- AIM OF THE TASK
Pick out the lines below with "Energisparåtgärder" and list them.

- INFORMATION SHOWN
▽

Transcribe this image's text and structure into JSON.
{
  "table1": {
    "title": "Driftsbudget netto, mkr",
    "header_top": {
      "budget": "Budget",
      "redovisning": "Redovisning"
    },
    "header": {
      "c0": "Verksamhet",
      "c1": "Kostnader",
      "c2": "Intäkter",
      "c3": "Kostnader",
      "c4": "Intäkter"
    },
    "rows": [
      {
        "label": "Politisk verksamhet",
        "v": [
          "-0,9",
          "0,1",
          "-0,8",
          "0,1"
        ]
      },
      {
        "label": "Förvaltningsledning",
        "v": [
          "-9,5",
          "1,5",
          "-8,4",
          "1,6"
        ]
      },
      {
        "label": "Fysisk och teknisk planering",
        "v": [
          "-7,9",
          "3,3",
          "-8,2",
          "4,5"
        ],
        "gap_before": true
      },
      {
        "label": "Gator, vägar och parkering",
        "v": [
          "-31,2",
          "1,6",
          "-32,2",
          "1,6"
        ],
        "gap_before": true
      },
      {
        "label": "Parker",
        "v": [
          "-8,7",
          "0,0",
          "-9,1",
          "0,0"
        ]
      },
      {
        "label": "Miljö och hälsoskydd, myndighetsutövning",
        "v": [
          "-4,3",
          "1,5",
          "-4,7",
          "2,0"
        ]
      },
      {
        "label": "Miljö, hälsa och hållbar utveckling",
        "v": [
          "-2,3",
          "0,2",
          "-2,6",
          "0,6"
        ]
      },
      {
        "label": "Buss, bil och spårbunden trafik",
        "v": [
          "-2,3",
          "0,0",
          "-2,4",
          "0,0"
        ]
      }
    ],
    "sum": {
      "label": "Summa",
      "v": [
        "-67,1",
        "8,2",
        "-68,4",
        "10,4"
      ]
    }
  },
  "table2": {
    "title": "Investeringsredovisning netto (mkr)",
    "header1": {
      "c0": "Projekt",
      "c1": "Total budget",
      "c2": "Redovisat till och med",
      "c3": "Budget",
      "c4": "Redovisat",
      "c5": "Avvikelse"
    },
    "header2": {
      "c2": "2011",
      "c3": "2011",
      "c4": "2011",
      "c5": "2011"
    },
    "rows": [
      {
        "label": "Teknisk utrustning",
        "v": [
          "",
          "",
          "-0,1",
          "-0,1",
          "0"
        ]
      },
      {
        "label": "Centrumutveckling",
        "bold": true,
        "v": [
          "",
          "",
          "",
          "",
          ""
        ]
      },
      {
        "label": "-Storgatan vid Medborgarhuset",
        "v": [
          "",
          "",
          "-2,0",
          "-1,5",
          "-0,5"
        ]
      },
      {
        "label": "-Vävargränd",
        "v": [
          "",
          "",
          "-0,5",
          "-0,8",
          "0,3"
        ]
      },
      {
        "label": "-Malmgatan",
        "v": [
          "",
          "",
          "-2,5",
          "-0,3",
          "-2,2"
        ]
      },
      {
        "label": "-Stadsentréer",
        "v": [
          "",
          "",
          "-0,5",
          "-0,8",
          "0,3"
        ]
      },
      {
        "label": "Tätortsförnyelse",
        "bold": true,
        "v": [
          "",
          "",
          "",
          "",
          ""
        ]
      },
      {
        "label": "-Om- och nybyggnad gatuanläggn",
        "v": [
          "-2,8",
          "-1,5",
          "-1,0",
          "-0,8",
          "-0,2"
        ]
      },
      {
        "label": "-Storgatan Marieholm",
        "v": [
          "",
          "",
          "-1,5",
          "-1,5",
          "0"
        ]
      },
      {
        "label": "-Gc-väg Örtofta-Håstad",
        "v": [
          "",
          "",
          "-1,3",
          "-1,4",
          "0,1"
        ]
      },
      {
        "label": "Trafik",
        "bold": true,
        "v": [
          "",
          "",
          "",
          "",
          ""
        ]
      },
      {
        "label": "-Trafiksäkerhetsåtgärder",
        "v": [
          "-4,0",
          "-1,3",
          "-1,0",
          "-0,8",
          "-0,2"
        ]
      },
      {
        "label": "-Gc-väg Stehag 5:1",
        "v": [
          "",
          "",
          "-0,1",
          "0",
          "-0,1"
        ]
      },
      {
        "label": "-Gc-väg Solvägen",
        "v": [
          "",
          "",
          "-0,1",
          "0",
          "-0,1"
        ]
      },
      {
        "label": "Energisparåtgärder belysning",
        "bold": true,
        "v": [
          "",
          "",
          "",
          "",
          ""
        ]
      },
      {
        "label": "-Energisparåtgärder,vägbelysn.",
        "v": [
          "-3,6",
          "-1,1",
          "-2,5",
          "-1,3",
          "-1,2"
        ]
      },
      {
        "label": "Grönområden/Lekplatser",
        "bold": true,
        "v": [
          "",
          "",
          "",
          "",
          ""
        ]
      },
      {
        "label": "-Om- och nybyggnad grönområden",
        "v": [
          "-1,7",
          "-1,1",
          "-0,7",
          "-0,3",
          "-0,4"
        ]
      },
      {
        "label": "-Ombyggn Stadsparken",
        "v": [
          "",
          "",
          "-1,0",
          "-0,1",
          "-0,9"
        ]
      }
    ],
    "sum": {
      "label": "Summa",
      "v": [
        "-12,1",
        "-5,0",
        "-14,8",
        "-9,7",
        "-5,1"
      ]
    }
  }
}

△

- SOLVED PROBLEM
        "label": "Energisparåtgärder belysning",
        "label": "-Energisparåtgärder,vägbelysn.",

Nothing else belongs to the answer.